In the Stata mapping note, shorten the paragraph that begins "The files for replicating these examples" into a single sentence that keeps its main facts.

*** Opening of PROVIDED PASSAGE ***

Finally, I make a Zoom a specific region, Wien Stadt, in Figure 8.

**# **** Maps with GADM data for Austria (Level 4 Zoom) ********

spshape2dta gadm41_AUT_4, ///
 saving(gadm41_AUT_4) replace

use gadm41_AUT_4.dta, clear

generate length = strlen(NAME_4)

grmap length using gadm41_AUT_4_shp.dta if _ID>=7762, ///
 fcolor(Blues) ///
 ndfcolor(gray) clmethod(quantile) ///
 polygon(data(gadm41_AUT_4_shp.dta) ///
 select(keep if inlist(_ID,7791,7810)) ///
 fc(red) os(vvthin)) ///
 os(vvthin ..) ndsize(vvthin) ///
 title("Region name length [length]") ///
 label(xcoord(_CX) ycoord(_CY) ///
 select(keep if inlist(_ID,7791,7810)) ///
 label(NAME_4) size(5) length(13) pos(8) angle(340) ///
 gap(0) color(black)) ///
 legend(pos(11) size(5)) legcount 

graph rename Graph map_austria_4bis, replace
graph export map_austria_4bis.png, as(png) ///
 width(8000) replace
graph export map_austria_4bis.pdf, as(pdf) ///
 replace
 
save maps_austria_gadm.dta, replace 
 
**#**** End of the program *************************************
Figure 8: Map of Austria regions’ name length – Zoom on Wien Stadt

The files for replicating these examples are available in the following Dropbox folder. In this short note, I demonstrated simple steps to drawing maps at different level of aggregation with Stata for two different sources (Natural Earth and GADM) of spatial coordinates.

** The author is grateful to Nicholas J. Cox and to an anonymous reviewer for useful remarks that helped me to improve the readability of this note.

*** Close of PROVIDED PASSAGE ***
*** Opening of RECORDED DATA ***

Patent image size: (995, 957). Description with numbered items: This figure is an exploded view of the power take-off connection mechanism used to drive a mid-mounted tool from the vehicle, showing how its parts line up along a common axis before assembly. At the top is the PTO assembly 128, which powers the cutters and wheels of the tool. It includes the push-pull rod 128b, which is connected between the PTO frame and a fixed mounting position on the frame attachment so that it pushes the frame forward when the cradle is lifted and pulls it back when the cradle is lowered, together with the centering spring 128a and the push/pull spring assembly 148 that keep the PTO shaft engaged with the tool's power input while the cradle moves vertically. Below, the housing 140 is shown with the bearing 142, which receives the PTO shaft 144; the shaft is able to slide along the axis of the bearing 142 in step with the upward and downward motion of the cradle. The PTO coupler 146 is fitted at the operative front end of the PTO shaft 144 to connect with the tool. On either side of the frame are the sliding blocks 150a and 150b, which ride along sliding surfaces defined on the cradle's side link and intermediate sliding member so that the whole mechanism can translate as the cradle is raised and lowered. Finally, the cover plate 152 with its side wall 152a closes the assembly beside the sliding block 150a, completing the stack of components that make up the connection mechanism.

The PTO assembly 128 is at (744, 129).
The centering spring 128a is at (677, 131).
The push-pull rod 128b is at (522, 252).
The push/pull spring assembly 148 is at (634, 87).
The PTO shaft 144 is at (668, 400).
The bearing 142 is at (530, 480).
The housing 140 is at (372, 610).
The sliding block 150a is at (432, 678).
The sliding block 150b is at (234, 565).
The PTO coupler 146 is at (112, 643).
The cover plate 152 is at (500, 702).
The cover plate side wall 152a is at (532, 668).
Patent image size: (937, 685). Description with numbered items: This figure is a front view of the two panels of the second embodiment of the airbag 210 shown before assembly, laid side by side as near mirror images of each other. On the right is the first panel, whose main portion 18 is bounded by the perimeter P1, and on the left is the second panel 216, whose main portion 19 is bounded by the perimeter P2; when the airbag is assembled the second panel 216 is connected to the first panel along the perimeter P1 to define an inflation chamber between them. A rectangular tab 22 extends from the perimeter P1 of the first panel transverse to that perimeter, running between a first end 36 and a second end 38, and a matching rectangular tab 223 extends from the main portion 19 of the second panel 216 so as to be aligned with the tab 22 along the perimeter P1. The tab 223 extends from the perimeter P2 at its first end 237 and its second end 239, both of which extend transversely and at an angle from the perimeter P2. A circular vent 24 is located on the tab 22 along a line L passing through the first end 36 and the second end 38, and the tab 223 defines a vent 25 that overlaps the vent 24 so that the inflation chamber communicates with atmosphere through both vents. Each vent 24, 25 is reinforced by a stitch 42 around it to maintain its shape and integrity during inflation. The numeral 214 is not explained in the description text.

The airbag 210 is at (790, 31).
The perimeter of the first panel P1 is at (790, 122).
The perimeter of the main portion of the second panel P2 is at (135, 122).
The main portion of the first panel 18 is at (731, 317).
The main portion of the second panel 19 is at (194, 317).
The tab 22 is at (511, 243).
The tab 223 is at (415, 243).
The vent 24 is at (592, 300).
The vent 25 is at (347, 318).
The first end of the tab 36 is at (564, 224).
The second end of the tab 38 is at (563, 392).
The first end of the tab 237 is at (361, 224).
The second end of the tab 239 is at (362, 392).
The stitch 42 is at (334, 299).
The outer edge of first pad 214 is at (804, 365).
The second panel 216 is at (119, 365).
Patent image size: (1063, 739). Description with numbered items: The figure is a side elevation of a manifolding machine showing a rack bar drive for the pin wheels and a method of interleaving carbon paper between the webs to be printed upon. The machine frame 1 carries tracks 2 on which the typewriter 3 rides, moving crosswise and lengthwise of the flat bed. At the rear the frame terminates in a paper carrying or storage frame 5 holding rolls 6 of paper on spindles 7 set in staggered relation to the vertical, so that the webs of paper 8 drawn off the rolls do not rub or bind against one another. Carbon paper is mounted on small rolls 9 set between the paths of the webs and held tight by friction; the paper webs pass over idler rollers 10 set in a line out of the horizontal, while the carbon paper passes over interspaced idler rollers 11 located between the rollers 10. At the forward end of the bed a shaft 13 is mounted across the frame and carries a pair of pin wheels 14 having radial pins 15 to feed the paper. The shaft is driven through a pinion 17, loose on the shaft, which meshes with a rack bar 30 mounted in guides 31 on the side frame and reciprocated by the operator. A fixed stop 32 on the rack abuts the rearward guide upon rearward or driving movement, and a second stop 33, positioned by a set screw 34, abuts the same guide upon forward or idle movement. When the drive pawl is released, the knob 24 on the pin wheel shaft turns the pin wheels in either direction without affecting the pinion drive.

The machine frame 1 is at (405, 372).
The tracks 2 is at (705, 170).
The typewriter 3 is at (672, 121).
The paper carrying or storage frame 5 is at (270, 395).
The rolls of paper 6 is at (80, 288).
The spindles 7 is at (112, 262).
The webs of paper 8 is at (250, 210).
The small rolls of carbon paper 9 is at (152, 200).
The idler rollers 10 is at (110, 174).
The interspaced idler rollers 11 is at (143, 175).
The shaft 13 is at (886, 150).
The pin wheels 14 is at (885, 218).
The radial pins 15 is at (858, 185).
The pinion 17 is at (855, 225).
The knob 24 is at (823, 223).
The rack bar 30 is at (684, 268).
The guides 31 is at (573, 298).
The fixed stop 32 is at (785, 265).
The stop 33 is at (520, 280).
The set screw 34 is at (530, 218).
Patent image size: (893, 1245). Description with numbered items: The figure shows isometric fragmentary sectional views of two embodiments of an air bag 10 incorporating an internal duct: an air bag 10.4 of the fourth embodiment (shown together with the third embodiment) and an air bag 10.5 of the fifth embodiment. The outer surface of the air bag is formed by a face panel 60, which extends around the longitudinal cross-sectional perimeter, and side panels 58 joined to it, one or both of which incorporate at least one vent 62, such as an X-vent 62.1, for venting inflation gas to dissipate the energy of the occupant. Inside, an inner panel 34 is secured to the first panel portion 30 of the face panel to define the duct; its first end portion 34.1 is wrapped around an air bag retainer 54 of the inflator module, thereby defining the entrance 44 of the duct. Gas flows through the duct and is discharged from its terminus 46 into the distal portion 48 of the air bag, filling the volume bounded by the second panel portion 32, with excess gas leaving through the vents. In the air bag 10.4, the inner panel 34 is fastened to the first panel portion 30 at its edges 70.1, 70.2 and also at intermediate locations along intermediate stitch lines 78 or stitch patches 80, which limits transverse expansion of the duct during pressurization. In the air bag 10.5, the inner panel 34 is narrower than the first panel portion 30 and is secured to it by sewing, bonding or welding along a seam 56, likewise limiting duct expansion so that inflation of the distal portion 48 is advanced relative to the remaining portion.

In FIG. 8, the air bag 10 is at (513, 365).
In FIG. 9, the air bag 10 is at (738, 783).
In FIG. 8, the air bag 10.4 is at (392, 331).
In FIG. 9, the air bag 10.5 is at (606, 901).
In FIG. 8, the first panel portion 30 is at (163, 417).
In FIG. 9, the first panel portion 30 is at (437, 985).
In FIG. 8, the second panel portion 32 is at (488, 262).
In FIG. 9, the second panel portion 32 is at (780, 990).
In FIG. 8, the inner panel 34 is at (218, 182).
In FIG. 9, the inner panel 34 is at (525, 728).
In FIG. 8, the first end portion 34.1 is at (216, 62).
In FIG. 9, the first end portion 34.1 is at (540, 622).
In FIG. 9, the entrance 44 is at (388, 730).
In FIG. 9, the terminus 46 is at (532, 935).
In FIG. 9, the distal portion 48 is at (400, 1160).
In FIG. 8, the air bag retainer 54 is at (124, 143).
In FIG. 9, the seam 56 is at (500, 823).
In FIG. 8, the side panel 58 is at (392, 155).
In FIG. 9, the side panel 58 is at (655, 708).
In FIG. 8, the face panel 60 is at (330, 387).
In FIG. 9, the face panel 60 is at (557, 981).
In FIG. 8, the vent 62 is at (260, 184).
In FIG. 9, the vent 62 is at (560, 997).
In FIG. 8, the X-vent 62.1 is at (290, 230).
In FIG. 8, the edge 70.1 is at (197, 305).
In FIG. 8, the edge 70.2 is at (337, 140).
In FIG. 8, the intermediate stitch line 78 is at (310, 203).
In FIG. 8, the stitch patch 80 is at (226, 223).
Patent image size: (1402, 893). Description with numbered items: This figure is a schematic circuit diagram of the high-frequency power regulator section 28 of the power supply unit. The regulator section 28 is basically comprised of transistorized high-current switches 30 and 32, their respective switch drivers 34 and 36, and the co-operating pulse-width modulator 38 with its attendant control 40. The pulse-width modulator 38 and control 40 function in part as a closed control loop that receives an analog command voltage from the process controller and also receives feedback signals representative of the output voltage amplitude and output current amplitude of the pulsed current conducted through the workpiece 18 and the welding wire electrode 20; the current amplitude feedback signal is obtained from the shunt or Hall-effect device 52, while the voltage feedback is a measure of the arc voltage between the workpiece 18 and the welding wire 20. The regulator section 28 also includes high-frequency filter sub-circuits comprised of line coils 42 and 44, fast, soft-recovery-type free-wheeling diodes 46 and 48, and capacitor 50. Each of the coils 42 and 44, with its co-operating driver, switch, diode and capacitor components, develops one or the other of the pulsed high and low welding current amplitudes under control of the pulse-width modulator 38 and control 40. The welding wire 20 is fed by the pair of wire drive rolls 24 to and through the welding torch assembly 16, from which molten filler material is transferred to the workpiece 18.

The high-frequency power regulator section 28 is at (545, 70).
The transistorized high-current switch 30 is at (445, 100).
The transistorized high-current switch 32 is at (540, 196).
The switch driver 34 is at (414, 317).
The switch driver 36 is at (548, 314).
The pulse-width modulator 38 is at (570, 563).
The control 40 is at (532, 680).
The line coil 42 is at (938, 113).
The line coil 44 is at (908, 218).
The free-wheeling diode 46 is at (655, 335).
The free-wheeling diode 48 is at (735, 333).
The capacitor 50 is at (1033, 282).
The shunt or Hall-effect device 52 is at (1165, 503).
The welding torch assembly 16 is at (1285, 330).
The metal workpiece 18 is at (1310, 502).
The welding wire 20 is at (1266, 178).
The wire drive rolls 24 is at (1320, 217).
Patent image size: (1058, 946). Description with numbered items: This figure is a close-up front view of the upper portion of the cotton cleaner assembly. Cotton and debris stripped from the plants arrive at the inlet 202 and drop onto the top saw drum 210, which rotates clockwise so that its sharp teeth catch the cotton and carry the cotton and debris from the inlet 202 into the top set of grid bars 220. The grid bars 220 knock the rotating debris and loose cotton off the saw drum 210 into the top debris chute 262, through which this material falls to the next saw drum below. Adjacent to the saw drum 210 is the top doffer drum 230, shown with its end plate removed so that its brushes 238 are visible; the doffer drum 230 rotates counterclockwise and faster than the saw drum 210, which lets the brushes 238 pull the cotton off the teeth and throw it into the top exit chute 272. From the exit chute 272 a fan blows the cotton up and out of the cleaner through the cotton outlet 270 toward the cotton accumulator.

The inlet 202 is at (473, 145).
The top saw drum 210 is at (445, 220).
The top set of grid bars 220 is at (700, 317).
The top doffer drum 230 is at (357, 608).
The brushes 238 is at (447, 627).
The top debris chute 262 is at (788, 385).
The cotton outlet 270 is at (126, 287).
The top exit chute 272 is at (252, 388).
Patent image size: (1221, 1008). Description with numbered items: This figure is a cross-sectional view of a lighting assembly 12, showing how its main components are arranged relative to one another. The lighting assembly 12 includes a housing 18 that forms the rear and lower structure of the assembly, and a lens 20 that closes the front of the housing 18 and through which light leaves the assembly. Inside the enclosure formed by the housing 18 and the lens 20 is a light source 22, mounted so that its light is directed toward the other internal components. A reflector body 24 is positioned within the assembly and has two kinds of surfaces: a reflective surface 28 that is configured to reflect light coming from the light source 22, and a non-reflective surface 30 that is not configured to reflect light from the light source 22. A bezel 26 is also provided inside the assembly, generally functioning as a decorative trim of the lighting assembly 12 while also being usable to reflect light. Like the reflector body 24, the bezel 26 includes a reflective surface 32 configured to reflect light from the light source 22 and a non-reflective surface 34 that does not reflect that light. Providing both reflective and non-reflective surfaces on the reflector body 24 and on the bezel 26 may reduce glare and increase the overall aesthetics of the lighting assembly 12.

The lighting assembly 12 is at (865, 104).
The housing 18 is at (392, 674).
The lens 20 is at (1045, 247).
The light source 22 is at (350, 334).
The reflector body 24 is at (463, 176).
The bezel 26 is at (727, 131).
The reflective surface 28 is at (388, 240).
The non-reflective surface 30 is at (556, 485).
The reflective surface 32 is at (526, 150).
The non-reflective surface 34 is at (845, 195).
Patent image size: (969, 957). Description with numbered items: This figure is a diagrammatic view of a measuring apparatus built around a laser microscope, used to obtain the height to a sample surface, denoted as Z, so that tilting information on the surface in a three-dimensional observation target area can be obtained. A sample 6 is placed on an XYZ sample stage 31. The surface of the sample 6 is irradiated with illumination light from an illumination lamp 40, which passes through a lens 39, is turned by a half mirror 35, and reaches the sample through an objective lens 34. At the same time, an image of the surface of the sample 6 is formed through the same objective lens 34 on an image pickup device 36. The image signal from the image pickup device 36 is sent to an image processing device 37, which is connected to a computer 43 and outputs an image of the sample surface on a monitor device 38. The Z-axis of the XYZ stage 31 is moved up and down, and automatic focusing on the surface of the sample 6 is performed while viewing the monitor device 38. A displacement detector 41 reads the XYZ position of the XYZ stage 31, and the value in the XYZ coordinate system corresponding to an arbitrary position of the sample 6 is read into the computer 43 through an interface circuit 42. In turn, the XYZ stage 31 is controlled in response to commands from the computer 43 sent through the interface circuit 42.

*** Close of RECORDED DATA ***

● **COMPLETED EXERCISE**: Replication files are in a Dropbox folder, and the note showed simple steps for drawing maps at different levels of aggregation in Stata, using spatial coordinates from two sources, Natural Earth and GADM.